* What you need to do
Within the listing below, locate all lines containing the word "DATE". Copy each one.

+++ Data listing +++

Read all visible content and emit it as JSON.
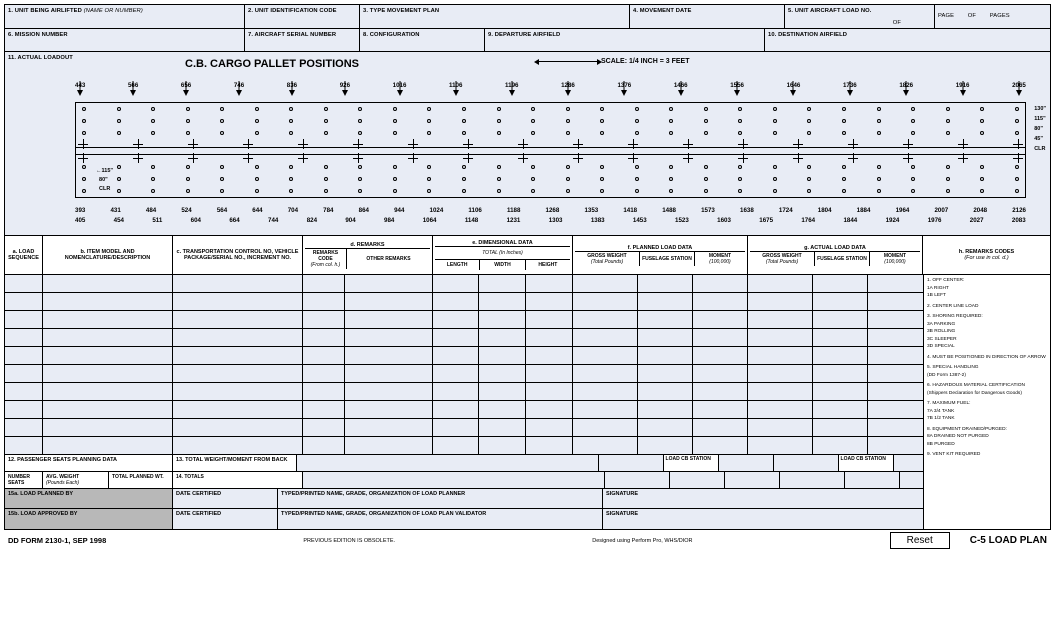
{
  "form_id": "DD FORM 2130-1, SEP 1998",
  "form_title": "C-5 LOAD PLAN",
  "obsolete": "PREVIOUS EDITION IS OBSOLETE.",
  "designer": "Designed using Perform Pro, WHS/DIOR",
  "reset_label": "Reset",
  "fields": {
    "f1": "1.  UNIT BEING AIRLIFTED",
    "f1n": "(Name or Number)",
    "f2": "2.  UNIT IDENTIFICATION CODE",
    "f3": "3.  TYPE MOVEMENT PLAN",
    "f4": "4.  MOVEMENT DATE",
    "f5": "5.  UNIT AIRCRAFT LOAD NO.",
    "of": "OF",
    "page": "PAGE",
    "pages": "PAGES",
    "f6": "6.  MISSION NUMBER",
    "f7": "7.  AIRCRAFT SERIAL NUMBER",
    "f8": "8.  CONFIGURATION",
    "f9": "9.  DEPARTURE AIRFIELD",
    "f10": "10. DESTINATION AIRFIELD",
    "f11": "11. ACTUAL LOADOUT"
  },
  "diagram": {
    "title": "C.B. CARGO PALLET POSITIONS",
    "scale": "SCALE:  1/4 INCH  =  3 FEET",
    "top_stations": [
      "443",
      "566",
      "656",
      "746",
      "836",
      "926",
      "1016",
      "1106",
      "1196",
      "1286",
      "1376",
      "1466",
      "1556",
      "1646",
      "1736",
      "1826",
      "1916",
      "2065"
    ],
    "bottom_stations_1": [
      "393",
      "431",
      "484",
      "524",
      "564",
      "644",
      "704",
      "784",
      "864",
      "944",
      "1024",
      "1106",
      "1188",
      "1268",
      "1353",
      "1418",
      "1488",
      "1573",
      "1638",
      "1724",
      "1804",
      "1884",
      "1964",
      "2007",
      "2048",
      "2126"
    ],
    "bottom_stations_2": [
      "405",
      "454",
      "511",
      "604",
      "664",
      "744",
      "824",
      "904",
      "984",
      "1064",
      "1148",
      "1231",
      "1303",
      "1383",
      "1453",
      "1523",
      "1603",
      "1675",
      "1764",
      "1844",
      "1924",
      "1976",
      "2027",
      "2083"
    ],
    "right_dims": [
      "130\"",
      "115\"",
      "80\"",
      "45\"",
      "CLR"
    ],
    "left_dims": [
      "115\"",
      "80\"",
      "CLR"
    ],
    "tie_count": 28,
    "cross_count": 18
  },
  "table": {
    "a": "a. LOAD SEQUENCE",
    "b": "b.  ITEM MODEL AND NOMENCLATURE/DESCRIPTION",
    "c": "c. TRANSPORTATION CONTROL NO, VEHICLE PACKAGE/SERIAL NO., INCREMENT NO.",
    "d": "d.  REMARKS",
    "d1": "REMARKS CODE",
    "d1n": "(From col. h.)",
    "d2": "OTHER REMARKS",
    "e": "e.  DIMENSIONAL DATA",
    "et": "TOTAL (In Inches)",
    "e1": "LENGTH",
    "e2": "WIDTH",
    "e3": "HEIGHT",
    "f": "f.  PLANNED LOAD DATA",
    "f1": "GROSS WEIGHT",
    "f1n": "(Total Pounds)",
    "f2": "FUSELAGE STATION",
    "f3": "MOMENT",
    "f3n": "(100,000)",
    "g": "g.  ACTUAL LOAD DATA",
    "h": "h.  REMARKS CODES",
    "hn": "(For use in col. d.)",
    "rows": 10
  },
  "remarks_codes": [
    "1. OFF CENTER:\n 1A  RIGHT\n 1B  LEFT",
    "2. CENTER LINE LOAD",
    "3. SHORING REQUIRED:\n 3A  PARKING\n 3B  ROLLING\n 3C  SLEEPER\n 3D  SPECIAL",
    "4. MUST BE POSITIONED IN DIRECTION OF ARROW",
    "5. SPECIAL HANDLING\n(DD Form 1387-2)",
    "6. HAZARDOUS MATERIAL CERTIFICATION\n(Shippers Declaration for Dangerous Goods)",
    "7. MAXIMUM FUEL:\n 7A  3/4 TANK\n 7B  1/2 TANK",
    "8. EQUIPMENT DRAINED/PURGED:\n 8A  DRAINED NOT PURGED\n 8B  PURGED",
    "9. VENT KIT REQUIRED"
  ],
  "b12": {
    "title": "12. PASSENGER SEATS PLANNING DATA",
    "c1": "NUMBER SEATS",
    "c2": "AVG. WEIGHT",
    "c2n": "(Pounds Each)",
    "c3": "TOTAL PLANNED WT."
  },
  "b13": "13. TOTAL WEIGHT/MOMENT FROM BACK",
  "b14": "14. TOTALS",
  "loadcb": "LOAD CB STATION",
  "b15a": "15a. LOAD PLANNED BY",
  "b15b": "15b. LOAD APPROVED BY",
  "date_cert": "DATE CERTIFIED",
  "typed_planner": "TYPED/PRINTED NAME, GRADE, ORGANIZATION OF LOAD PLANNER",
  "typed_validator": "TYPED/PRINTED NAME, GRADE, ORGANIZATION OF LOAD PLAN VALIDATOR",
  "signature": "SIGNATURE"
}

+++
+++ Data listing +++

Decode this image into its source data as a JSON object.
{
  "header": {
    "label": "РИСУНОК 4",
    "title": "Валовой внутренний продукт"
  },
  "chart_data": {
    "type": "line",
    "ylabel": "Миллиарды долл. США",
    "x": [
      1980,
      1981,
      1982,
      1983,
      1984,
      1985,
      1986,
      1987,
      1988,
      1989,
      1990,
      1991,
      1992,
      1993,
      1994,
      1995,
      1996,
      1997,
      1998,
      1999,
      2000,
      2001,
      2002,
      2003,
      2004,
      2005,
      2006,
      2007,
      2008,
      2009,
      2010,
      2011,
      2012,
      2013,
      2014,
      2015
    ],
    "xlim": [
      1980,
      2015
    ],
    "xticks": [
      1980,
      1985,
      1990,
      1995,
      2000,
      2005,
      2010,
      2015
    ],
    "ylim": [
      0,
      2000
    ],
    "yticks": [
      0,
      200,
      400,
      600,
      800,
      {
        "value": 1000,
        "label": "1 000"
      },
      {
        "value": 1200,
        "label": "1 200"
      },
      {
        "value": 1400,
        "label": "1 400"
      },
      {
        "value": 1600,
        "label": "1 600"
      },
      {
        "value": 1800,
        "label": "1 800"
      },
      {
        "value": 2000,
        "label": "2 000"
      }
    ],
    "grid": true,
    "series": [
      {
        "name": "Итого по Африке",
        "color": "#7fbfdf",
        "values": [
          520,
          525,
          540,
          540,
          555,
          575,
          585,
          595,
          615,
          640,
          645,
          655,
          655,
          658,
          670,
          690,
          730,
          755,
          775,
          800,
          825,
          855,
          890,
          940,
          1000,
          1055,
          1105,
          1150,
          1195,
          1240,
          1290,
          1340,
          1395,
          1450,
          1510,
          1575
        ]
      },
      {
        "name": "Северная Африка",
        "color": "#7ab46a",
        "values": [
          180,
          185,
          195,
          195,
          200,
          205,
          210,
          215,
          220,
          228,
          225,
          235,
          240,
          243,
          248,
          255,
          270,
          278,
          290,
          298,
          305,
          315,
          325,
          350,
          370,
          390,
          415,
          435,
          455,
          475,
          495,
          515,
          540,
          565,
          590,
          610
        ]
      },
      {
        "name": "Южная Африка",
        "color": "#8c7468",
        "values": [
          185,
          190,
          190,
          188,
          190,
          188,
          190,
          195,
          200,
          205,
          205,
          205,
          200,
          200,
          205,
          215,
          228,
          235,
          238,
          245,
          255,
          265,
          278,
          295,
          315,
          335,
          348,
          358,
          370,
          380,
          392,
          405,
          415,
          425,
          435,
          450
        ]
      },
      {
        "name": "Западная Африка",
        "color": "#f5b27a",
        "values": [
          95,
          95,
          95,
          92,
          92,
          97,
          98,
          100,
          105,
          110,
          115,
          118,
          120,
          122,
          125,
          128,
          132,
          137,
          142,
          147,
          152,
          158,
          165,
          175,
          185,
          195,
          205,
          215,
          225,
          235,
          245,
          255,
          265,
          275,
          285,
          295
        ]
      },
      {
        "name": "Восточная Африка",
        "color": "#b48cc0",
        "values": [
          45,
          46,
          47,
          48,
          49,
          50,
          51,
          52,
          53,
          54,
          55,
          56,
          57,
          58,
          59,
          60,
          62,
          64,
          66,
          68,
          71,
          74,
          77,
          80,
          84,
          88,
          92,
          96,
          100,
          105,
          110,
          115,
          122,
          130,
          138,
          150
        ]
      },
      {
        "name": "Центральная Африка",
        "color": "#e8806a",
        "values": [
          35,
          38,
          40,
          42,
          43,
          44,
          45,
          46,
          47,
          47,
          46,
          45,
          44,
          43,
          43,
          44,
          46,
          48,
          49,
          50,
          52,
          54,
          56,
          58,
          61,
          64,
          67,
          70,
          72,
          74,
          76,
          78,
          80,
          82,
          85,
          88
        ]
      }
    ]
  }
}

+++
+++ Data listing +++

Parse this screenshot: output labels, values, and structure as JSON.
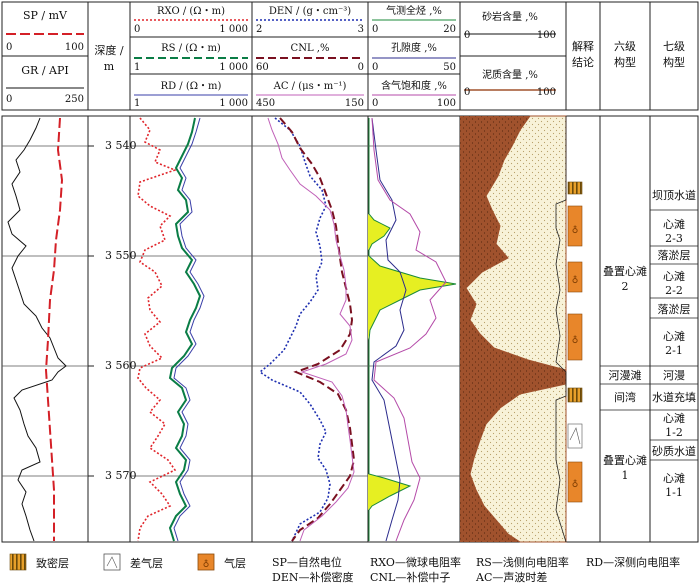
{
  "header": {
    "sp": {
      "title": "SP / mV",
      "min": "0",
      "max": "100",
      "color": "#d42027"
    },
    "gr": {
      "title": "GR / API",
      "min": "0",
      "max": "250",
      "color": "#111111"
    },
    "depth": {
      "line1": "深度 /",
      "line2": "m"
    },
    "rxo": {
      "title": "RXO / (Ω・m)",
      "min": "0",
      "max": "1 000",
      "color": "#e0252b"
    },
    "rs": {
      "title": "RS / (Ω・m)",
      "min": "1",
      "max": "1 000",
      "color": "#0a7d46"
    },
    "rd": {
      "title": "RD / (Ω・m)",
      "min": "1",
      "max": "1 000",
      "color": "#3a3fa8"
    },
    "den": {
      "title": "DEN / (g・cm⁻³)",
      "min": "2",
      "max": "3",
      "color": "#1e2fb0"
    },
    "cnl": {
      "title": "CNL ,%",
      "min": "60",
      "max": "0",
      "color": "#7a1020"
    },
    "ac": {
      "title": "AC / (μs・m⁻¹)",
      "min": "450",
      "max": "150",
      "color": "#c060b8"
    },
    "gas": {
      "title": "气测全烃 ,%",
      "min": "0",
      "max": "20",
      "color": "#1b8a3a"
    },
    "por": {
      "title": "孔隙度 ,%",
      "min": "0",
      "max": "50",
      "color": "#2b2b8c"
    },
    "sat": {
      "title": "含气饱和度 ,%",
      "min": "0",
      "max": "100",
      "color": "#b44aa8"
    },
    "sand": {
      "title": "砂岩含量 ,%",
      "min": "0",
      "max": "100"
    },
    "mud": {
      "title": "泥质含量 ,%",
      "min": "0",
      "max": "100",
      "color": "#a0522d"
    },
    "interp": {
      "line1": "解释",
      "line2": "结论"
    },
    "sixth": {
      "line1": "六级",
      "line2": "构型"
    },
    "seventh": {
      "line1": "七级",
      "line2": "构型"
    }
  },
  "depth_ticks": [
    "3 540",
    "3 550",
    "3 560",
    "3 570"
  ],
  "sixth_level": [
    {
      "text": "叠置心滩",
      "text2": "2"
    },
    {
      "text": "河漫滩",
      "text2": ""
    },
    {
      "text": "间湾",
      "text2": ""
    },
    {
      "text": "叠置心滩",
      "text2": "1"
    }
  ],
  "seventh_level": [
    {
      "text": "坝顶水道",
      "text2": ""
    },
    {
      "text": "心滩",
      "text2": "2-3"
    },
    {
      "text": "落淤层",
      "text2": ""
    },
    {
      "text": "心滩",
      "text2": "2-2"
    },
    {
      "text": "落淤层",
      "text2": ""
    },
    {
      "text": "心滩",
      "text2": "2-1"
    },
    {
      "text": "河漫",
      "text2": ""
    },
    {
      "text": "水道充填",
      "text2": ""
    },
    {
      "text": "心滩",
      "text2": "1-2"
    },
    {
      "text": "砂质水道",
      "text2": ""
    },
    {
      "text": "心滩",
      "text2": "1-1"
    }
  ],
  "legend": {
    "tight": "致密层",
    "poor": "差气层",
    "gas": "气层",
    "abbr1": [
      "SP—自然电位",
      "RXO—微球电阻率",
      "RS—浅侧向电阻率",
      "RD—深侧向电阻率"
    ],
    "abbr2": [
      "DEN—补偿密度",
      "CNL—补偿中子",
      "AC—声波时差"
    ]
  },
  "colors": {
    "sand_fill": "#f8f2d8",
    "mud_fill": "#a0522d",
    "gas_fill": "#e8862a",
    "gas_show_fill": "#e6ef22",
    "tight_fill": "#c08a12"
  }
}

+++

* Result for this task
    "f4": "4.  MOVEMENT DATE",
  "date_cert": "DATE CERTIFIED",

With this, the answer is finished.